▶ _WHAT NEEDS TO BE DONE_
Your answer should be one number: the count of lines in these entries that hold the word "público".

▶ _EXCERPTED DATA_
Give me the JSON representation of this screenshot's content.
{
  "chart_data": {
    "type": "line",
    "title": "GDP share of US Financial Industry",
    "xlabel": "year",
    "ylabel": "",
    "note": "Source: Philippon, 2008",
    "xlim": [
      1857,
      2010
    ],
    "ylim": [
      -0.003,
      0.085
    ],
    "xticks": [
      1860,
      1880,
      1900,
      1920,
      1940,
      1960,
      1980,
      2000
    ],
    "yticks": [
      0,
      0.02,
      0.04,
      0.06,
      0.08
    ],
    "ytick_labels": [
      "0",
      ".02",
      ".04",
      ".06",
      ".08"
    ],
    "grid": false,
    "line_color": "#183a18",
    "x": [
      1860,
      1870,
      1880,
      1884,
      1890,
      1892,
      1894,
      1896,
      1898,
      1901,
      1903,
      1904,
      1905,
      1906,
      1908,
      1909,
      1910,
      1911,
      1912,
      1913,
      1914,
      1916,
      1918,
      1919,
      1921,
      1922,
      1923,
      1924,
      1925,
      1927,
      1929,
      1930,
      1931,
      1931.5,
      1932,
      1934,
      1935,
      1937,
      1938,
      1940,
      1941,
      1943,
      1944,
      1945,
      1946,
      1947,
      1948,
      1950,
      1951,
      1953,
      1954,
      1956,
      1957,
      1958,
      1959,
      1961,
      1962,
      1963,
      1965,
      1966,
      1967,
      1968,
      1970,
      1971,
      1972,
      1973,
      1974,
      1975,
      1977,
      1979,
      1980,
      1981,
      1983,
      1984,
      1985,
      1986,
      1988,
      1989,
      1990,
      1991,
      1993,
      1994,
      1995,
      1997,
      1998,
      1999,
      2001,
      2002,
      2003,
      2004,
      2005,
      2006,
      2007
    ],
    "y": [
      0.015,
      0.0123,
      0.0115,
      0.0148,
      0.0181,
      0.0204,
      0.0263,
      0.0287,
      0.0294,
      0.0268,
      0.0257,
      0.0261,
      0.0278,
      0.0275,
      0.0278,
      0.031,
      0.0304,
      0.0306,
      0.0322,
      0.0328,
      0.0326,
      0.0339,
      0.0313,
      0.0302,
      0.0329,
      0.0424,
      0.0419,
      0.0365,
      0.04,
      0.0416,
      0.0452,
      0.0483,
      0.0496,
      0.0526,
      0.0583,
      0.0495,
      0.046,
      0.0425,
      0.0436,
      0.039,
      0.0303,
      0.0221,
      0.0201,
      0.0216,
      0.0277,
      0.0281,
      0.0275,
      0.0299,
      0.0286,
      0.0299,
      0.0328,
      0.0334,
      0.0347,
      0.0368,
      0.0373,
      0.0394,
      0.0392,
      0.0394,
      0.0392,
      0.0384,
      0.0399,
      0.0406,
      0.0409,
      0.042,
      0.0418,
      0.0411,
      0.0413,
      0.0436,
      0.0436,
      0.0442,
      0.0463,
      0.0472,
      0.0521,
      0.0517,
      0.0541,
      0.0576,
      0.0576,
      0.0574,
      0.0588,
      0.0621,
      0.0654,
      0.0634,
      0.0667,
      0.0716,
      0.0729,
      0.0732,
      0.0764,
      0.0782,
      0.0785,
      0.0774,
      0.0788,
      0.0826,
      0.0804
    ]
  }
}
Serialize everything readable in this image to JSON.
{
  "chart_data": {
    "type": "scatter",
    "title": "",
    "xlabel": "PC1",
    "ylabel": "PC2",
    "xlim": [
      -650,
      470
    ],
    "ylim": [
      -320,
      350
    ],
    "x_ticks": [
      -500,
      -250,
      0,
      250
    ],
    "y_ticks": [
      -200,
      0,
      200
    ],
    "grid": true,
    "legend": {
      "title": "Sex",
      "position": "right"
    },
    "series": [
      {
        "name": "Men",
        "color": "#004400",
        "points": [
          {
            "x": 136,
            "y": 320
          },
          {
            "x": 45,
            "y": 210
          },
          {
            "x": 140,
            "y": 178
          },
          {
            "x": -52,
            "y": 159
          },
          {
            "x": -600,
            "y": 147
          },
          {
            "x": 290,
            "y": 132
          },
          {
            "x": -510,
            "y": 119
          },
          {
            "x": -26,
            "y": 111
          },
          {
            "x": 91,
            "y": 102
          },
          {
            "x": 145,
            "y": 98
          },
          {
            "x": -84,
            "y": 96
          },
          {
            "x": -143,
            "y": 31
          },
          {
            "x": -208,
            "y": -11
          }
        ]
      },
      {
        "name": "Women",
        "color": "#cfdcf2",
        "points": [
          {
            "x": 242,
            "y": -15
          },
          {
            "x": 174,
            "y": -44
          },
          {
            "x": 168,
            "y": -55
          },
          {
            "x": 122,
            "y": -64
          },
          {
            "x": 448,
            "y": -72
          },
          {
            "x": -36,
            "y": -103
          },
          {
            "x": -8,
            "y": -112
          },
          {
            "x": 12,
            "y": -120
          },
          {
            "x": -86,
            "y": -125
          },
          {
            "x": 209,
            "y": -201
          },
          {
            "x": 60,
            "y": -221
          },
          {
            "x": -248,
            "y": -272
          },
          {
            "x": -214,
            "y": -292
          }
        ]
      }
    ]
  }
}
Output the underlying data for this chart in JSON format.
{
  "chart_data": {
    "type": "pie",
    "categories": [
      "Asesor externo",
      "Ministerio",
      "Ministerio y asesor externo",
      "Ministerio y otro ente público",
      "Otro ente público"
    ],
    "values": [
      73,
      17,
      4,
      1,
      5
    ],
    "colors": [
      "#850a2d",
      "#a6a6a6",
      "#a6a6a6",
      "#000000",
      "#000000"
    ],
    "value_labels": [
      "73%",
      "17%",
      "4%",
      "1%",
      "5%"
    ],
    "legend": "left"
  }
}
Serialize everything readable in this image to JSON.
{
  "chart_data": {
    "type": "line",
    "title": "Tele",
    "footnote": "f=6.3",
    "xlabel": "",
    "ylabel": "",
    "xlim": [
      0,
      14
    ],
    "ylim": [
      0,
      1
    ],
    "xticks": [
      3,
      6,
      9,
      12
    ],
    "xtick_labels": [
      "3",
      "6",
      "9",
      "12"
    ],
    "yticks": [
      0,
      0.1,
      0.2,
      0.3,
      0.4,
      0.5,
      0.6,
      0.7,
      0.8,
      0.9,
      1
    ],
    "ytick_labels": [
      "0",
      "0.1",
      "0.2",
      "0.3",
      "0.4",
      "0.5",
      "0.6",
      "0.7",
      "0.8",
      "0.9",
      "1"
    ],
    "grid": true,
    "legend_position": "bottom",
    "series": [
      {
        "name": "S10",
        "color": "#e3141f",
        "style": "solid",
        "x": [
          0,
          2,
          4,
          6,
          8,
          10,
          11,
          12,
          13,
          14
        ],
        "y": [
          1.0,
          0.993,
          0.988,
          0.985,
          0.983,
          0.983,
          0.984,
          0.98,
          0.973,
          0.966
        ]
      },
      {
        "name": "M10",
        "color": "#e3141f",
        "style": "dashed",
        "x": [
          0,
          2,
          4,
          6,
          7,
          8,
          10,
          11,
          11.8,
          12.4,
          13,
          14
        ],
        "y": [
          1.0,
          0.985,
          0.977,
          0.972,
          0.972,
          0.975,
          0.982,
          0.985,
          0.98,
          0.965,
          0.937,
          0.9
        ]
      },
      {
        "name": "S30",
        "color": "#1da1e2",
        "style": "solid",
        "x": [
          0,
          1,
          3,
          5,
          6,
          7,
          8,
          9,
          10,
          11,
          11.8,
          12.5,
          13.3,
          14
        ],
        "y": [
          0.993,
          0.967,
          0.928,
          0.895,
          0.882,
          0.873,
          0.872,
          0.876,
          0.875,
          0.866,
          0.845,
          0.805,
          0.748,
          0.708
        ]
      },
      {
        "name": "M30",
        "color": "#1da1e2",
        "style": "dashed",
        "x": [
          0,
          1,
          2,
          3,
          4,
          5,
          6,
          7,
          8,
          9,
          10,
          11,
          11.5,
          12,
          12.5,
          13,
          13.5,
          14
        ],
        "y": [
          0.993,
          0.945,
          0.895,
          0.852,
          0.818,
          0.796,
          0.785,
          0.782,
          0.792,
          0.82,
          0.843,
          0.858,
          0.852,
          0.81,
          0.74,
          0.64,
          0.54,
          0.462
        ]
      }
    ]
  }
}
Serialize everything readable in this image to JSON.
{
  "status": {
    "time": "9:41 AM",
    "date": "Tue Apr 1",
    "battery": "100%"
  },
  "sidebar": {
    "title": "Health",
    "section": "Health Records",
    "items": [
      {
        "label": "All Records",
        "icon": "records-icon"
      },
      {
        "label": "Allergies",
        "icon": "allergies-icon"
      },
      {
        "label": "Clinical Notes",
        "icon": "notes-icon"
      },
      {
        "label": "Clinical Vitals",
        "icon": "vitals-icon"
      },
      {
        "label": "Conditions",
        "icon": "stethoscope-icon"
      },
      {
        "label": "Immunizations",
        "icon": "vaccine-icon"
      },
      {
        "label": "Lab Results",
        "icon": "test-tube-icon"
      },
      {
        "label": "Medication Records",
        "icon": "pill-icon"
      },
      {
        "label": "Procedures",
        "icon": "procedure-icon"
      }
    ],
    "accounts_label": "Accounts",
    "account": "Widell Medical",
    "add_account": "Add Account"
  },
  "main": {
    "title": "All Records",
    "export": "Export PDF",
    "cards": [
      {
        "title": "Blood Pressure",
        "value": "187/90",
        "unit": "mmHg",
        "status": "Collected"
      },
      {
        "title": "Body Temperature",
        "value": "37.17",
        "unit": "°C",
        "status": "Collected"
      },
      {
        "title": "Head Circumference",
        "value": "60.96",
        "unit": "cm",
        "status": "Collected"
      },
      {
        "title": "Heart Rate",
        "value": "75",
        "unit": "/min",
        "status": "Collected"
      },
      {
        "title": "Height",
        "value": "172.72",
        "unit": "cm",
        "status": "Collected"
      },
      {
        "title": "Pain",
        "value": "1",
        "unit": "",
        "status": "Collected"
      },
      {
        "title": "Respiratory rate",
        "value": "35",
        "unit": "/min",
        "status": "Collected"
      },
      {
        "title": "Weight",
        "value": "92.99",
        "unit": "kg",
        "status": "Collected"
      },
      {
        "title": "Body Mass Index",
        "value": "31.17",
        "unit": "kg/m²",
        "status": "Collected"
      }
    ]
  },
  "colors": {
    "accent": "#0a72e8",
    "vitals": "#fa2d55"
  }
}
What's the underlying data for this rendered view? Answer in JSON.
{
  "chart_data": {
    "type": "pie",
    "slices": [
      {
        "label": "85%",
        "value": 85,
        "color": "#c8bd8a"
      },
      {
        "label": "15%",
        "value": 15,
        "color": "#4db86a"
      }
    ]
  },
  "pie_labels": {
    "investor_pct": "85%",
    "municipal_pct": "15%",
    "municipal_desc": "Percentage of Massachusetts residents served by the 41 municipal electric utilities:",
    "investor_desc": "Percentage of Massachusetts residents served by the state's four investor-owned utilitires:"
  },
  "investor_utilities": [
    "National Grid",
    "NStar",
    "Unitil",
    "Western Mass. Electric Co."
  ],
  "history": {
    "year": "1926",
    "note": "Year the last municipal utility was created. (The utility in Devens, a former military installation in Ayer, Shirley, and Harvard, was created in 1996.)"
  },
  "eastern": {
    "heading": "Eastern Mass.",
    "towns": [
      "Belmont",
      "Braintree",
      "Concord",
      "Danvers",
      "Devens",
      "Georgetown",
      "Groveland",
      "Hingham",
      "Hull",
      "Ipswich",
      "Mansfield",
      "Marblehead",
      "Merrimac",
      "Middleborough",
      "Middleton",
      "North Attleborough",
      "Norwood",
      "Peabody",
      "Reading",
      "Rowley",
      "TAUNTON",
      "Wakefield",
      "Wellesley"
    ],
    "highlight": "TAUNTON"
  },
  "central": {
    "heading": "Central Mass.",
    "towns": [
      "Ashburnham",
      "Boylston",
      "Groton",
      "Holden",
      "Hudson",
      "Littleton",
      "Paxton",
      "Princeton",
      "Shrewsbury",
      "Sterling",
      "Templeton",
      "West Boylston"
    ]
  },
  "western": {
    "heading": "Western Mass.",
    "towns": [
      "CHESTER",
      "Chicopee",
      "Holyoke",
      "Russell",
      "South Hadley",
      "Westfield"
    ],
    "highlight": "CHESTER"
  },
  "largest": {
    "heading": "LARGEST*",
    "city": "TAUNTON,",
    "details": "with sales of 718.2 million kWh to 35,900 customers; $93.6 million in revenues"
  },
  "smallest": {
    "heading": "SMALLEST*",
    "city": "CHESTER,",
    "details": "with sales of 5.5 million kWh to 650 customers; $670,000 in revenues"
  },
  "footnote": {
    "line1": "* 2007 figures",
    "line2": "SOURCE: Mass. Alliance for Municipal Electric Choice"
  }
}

▶ _FINISHED TASK_
2